# Written exercise:
Search the listing below for the string "JSON" and copy every line where it occurs.

---+---

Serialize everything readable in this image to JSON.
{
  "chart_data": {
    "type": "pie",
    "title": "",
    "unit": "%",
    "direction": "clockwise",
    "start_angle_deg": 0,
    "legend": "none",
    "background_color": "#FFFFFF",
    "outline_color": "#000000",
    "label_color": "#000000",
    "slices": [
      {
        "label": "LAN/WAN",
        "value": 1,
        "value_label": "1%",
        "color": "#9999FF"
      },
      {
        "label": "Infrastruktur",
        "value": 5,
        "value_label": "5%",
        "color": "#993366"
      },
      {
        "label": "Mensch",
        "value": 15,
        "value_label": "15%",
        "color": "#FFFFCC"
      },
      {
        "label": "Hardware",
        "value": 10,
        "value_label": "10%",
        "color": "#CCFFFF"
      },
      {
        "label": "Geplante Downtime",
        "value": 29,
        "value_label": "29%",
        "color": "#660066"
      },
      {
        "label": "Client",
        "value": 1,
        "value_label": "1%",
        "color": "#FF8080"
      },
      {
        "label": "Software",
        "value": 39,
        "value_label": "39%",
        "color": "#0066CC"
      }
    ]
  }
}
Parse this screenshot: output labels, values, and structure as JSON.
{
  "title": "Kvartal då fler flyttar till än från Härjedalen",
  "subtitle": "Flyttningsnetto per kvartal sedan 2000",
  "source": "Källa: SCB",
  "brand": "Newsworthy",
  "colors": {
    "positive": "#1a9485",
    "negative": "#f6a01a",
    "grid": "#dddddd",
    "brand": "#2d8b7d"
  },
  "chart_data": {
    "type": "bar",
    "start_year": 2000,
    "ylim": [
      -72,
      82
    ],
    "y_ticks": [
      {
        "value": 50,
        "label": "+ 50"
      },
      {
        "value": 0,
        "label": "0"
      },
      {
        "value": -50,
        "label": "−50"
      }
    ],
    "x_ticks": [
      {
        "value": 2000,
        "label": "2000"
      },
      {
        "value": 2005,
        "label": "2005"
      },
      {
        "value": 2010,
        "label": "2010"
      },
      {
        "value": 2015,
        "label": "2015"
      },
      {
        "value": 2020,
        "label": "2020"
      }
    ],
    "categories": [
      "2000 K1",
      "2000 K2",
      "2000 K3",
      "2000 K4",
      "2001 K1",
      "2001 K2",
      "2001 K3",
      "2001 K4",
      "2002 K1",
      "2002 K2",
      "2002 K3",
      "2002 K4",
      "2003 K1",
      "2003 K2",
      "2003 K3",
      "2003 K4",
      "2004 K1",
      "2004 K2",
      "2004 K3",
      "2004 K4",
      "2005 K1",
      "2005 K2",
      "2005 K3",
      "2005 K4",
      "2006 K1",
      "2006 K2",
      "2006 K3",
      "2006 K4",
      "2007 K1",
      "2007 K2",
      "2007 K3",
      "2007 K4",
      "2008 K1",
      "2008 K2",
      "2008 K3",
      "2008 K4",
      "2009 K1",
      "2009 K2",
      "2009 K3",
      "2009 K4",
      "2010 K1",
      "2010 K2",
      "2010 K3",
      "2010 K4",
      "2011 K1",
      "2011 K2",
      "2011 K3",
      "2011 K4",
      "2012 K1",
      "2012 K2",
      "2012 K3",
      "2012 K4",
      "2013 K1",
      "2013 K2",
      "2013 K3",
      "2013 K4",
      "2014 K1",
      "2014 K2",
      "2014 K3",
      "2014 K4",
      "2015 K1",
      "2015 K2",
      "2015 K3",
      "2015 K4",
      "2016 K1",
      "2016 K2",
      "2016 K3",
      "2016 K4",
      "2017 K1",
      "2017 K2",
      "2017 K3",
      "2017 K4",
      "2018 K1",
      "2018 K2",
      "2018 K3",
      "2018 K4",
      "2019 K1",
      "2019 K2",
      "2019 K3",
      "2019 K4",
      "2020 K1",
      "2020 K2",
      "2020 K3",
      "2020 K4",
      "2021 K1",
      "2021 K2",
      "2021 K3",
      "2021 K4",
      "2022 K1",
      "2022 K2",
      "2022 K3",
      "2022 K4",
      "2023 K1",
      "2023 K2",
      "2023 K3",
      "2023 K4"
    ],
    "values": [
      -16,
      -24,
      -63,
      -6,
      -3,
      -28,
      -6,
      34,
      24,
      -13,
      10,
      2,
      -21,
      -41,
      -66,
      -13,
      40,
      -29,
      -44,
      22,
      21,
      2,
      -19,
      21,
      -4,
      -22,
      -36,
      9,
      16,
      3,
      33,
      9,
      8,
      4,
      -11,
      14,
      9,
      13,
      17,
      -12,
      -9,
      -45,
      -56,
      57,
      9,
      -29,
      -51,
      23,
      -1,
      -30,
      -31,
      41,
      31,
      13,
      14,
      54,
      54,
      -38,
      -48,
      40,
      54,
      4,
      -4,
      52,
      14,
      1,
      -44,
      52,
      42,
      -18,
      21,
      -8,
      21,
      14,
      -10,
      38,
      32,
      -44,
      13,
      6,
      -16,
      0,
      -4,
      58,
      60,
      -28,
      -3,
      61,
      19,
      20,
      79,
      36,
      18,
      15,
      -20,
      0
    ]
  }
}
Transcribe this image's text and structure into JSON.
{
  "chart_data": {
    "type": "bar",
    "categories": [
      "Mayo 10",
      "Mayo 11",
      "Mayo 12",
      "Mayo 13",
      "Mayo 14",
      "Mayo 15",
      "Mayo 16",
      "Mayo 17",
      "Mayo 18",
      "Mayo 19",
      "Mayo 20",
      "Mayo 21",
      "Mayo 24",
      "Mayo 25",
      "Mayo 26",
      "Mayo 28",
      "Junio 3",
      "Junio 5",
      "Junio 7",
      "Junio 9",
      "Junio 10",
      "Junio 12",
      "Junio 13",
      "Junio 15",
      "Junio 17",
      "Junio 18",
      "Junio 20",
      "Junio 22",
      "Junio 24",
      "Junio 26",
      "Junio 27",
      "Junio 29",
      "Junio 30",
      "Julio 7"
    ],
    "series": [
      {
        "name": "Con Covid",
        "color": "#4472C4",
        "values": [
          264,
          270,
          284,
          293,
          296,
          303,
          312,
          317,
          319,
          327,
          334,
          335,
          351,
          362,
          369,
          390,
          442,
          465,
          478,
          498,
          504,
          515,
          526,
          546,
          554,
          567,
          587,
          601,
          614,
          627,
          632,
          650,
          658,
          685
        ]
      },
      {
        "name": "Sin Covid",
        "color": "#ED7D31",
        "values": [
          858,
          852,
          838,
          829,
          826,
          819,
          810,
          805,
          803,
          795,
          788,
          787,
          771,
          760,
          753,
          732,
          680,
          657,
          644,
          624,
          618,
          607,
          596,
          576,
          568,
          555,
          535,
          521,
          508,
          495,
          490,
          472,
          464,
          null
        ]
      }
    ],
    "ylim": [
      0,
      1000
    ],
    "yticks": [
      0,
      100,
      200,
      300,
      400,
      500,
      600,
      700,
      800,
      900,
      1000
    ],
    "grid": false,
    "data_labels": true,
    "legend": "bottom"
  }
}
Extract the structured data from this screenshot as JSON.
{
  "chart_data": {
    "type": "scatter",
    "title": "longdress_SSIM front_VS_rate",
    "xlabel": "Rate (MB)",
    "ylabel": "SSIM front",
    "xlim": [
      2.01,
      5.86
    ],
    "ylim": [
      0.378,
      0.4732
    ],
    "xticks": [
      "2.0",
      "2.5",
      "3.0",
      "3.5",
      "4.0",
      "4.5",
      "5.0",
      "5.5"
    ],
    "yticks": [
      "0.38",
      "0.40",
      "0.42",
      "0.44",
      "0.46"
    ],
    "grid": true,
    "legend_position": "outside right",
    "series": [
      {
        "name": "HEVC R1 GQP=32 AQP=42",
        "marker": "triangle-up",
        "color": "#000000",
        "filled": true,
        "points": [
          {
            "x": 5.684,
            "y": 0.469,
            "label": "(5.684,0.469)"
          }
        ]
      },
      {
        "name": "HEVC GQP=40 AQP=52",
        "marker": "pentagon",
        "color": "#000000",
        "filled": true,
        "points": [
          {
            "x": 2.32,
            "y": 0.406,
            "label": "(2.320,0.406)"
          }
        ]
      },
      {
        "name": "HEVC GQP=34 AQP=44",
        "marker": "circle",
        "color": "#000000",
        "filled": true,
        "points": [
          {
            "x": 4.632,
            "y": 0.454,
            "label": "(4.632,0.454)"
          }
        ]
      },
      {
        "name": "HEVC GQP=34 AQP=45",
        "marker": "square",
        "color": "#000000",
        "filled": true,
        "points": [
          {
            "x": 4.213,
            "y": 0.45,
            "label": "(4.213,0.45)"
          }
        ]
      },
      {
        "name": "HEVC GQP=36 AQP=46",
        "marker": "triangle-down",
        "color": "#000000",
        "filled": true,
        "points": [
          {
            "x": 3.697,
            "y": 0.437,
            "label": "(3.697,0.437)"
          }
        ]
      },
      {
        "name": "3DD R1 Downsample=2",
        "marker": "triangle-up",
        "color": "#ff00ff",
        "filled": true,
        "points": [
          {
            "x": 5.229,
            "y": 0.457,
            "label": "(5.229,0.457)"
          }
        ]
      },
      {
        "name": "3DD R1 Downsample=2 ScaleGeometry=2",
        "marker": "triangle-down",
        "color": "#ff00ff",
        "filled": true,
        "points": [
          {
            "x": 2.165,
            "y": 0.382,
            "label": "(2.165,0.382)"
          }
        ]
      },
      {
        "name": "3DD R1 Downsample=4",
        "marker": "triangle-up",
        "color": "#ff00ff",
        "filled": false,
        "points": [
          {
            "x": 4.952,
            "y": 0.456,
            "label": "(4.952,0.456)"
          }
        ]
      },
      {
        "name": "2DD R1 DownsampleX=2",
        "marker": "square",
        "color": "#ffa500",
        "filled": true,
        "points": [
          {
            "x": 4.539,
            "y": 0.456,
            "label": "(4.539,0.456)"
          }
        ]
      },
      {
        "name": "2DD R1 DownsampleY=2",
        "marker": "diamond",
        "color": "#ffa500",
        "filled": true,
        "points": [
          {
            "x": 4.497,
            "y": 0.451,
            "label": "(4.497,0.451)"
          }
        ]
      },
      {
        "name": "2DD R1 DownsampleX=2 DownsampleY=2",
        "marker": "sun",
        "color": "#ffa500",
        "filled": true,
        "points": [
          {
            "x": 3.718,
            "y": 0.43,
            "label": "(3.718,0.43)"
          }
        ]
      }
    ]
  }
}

---+---

# Result of this exercise:
Serialize everything readable in this image to JSON.
Parse this screenshot: output labels, values, and structure as JSON.
Transcribe this image's text and structure into JSON.
Extract the structured data from this screenshot as JSON.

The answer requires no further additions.